### Set problem
Copy out every line of the data below word for word, leaving the pictures out.

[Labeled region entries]
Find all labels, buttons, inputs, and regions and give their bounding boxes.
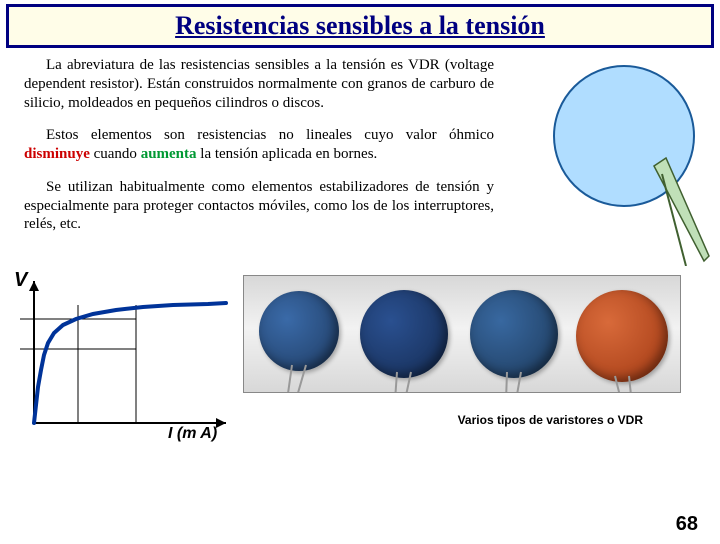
varistor-lead (505, 372, 508, 393)
text-column: La abreviatura de las resistencias sensi… (24, 56, 494, 271)
varistor-disc (259, 291, 339, 371)
lower-area: V I (m A) Varios tipos de varistores o V… (0, 271, 720, 476)
paragraph-2: Estos elementos son resistencias no line… (24, 126, 494, 164)
paragraph-1: La abreviatura de las resistencias sensi… (24, 56, 494, 112)
p2-part-b: cuando (90, 146, 141, 162)
p2-aumenta: aumenta (141, 146, 197, 162)
p2-part-c: la tensión aplicada en bornes. (197, 146, 378, 162)
p2-disminuye: disminuye (24, 146, 90, 162)
varistor-photo (243, 275, 681, 393)
varistor-disc (470, 290, 558, 378)
vi-chart: V I (m A) (8, 275, 243, 476)
paragraph-3: Se utilizan habitualmente como elementos… (24, 178, 494, 234)
vdr-illustration (494, 56, 694, 271)
photo-caption: Varios tipos de varistores o VDR (243, 413, 683, 427)
page-number: 68 (676, 513, 698, 536)
varistor-disc (576, 290, 668, 382)
chart-svg (8, 275, 238, 435)
content-area: La abreviatura de las resistencias sensi… (0, 56, 720, 271)
photo-box: Varios tipos de varistores o VDR (243, 275, 683, 476)
varistor-disc (360, 290, 448, 378)
p2-part-a: Estos elementos son resistencias no line… (46, 127, 494, 143)
vdr-svg (514, 56, 714, 266)
chart-x-label: I (m A) (168, 425, 217, 443)
page-title: Resistencias sensibles a la tensión (175, 11, 545, 40)
title-bar: Resistencias sensibles a la tensión (6, 4, 714, 48)
chart-y-label: V (14, 269, 27, 292)
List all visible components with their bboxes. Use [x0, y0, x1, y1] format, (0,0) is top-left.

### Exercise response
Find all labels, buttons, inputs, and regions and give their bounding boxes.
varistor-lead (505, 372, 508, 393)
text-column: La abreviatura de las resistencias sensi… (24, 56, 494, 271)
varistor-disc (259, 291, 339, 371)
lower-area: V I (m A) Varios tipos de varistores o V… (0, 271, 720, 476)
paragraph-2: Estos elementos son resistencias no line… (24, 126, 494, 164)
paragraph-1: La abreviatura de las resistencias sensi… (24, 56, 494, 112)
p2-part-b: cuando (90, 146, 141, 162)
p2-aumenta: aumenta (141, 146, 197, 162)
p2-part-c: la tensión aplicada en bornes. (197, 146, 378, 162)
p2-disminuye: disminuye (24, 146, 90, 162)
varistor-photo (243, 275, 681, 393)
varistor-disc (470, 290, 558, 378)
vi-chart: V I (m A) (8, 275, 243, 476)
paragraph-3: Se utilizan habitualmente como elementos… (24, 178, 494, 234)
vdr-illustration (494, 56, 694, 271)
photo-caption: Varios tipos de varistores o VDR (243, 413, 683, 427)
page-number: 68 (676, 513, 698, 536)
varistor-disc (576, 290, 668, 382)
chart-svg (8, 275, 238, 435)
content-area: La abreviatura de las resistencias sensi… (0, 56, 720, 271)
photo-box: Varios tipos de varistores o VDR (243, 275, 683, 476)
varistor-disc (360, 290, 448, 378)
p2-part-a: Estos elementos son resistencias no line… (46, 127, 494, 143)
vdr-svg (514, 56, 714, 266)
chart-x-label: I (m A) (168, 425, 217, 443)
page-title: Resistencias sensibles a la tensión (175, 11, 545, 40)
title-bar: Resistencias sensibles a la tensión (6, 4, 714, 48)
chart-y-label: V (14, 269, 27, 292)
List all visible components with their bboxes. Use [x0, y0, x1, y1] format, (0,0) is top-left.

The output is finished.